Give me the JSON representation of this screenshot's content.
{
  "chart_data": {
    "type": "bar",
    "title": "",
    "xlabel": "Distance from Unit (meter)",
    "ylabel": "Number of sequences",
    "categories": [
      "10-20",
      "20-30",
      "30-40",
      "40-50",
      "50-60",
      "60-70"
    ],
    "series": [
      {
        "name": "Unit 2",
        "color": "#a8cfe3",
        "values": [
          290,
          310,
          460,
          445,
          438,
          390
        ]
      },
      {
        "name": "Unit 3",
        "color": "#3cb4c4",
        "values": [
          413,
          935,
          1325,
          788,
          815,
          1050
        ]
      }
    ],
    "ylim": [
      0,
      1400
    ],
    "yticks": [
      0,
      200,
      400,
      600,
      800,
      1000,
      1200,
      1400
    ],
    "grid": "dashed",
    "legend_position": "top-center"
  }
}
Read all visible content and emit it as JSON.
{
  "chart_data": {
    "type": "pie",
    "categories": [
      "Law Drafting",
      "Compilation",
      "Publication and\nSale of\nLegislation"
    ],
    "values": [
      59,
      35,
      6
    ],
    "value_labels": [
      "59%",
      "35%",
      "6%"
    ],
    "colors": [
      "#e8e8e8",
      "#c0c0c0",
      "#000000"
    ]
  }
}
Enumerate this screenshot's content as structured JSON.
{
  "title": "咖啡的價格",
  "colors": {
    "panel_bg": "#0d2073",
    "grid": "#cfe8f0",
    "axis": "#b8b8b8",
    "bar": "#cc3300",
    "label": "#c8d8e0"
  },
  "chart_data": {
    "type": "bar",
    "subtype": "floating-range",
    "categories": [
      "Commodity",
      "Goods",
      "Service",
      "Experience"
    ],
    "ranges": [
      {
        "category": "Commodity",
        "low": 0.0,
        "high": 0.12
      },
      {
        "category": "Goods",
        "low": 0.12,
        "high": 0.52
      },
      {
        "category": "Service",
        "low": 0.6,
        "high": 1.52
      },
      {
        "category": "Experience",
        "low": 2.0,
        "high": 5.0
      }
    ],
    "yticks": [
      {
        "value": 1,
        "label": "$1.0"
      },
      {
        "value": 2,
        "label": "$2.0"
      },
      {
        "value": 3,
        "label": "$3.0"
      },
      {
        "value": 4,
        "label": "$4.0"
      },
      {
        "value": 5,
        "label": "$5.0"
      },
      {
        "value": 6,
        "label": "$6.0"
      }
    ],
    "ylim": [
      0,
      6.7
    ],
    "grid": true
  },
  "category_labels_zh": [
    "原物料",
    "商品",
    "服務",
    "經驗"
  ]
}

[WHAT IS REQUIRED]: All of the material must be reproduced exactly.

[COMPLETE RESPONSE]:
Give me the JSON representation of this screenshot's content.
{
  "chart_data": {
    "type": "bar",
    "title": "",
    "xlabel": "Distance from Unit (meter)",
    "ylabel": "Number of sequences",
    "categories": [
      "10-20",
      "20-30",
      "30-40",
      "40-50",
      "50-60",
      "60-70"
    ],
    "series": [
      {
        "name": "Unit 2",
        "color": "#a8cfe3",
        "values": [
          290,
          310,
          460,
          445,
          438,
          390
        ]
      },
      {
        "name": "Unit 3",
        "color": "#3cb4c4",
        "values": [
          413,
          935,
          1325,
          788,
          815,
          1050
        ]
      }
    ],
    "ylim": [
      0,
      1400
    ],
    "yticks": [
      0,
      200,
      400,
      600,
      800,
      1000,
      1200,
      1400
    ],
    "grid": "dashed",
    "legend_position": "top-center"
  }
}
Read all visible content and emit it as JSON.
{
  "chart_data": {
    "type": "pie",
    "categories": [
      "Law Drafting",
      "Compilation",
      "Publication and\nSale of\nLegislation"
    ],
    "values": [
      59,
      35,
      6
    ],
    "value_labels": [
      "59%",
      "35%",
      "6%"
    ],
    "colors": [
      "#e8e8e8",
      "#c0c0c0",
      "#000000"
    ]
  }
}
Enumerate this screenshot's content as structured JSON.
{
  "title": "咖啡的價格",
  "colors": {
    "panel_bg": "#0d2073",
    "grid": "#cfe8f0",
    "axis": "#b8b8b8",
    "bar": "#cc3300",
    "label": "#c8d8e0"
  },
  "chart_data": {
    "type": "bar",
    "subtype": "floating-range",
    "categories": [
      "Commodity",
      "Goods",
      "Service",
      "Experience"
    ],
    "ranges": [
      {
        "category": "Commodity",
        "low": 0.0,
        "high": 0.12
      },
      {
        "category": "Goods",
        "low": 0.12,
        "high": 0.52
      },
      {
        "category": "Service",
        "low": 0.6,
        "high": 1.52
      },
      {
        "category": "Experience",
        "low": 2.0,
        "high": 5.0
      }
    ],
    "yticks": [
      {
        "value": 1,
        "label": "$1.0"
      },
      {
        "value": 2,
        "label": "$2.0"
      },
      {
        "value": 3,
        "label": "$3.0"
      },
      {
        "value": 4,
        "label": "$4.0"
      },
      {
        "value": 5,
        "label": "$5.0"
      },
      {
        "value": 6,
        "label": "$6.0"
      }
    ],
    "ylim": [
      0,
      6.7
    ],
    "grid": true
  },
  "category_labels_zh": [
    "原物料",
    "商品",
    "服務",
    "經驗"
  ]
}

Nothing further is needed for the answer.